_GIVEN TASK_
Output the full listing below exactly as it reads, and skip anything that is a picture.

_SUPPLIED DATA_
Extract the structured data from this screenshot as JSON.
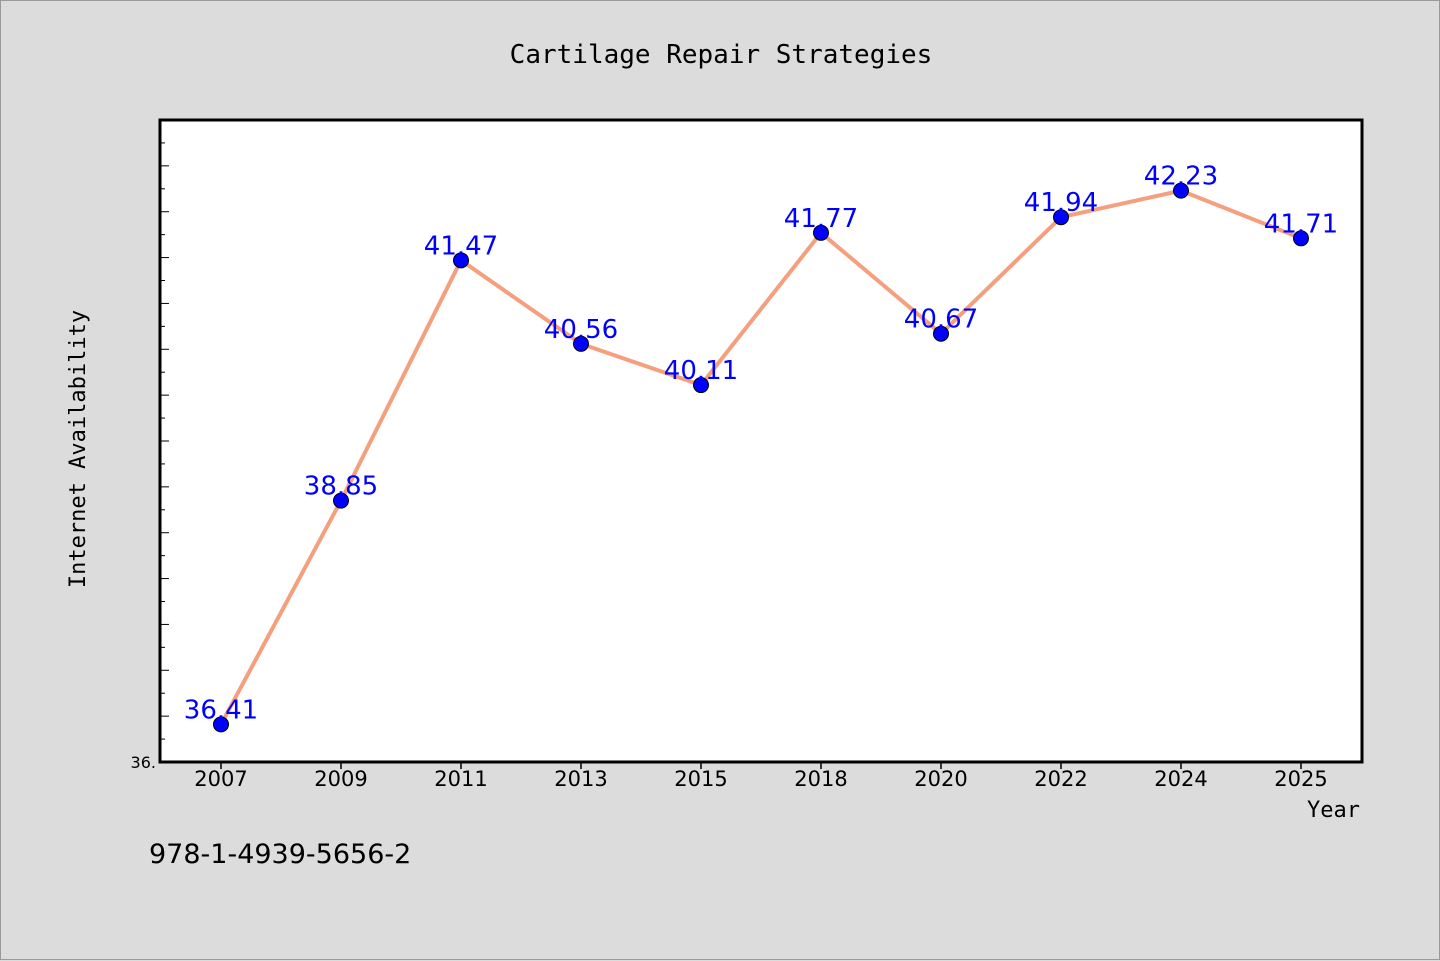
{
  "chart_data": {
    "type": "line",
    "title": "Cartilage Repair Strategies",
    "xlabel": "Year",
    "ylabel": "Internet Availability",
    "categories": [
      "2007",
      "2009",
      "2011",
      "2013",
      "2015",
      "2018",
      "2020",
      "2022",
      "2024",
      "2025"
    ],
    "series": [
      {
        "values": [
          36.41,
          38.85,
          41.47,
          40.56,
          40.11,
          41.77,
          40.67,
          41.94,
          42.23,
          41.71
        ],
        "data_labels": [
          "36.41",
          "38.85",
          "41.47",
          "40.56",
          "40.11",
          "41.77",
          "40.67",
          "41.94",
          "42.23",
          "41.71"
        ],
        "line_color": "#f4a07e",
        "marker_color": "#0000ff",
        "label_color": "#0000ff"
      }
    ],
    "ylim": [
      36.0,
      43.0
    ],
    "y_tick_labels": [
      "36."
    ],
    "grid": false,
    "legend": "none"
  },
  "footer": {
    "isbn": "978-1-4939-5656-2"
  },
  "colors": {
    "background": "#dcdcdc",
    "plot_background": "#ffffff",
    "axis": "#000000"
  }
}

_WORKED ANSWER_
Extract the structured data from this screenshot as JSON.
{
  "chart_data": {
    "type": "line",
    "title": "Cartilage Repair Strategies",
    "xlabel": "Year",
    "ylabel": "Internet Availability",
    "categories": [
      "2007",
      "2009",
      "2011",
      "2013",
      "2015",
      "2018",
      "2020",
      "2022",
      "2024",
      "2025"
    ],
    "series": [
      {
        "values": [
          36.41,
          38.85,
          41.47,
          40.56,
          40.11,
          41.77,
          40.67,
          41.94,
          42.23,
          41.71
        ],
        "data_labels": [
          "36.41",
          "38.85",
          "41.47",
          "40.56",
          "40.11",
          "41.77",
          "40.67",
          "41.94",
          "42.23",
          "41.71"
        ],
        "line_color": "#f4a07e",
        "marker_color": "#0000ff",
        "label_color": "#0000ff"
      }
    ],
    "ylim": [
      36.0,
      43.0
    ],
    "y_tick_labels": [
      "36."
    ],
    "grid": false,
    "legend": "none"
  },
  "footer": {
    "isbn": "978-1-4939-5656-2"
  },
  "colors": {
    "background": "#dcdcdc",
    "plot_background": "#ffffff",
    "axis": "#000000"
  }
}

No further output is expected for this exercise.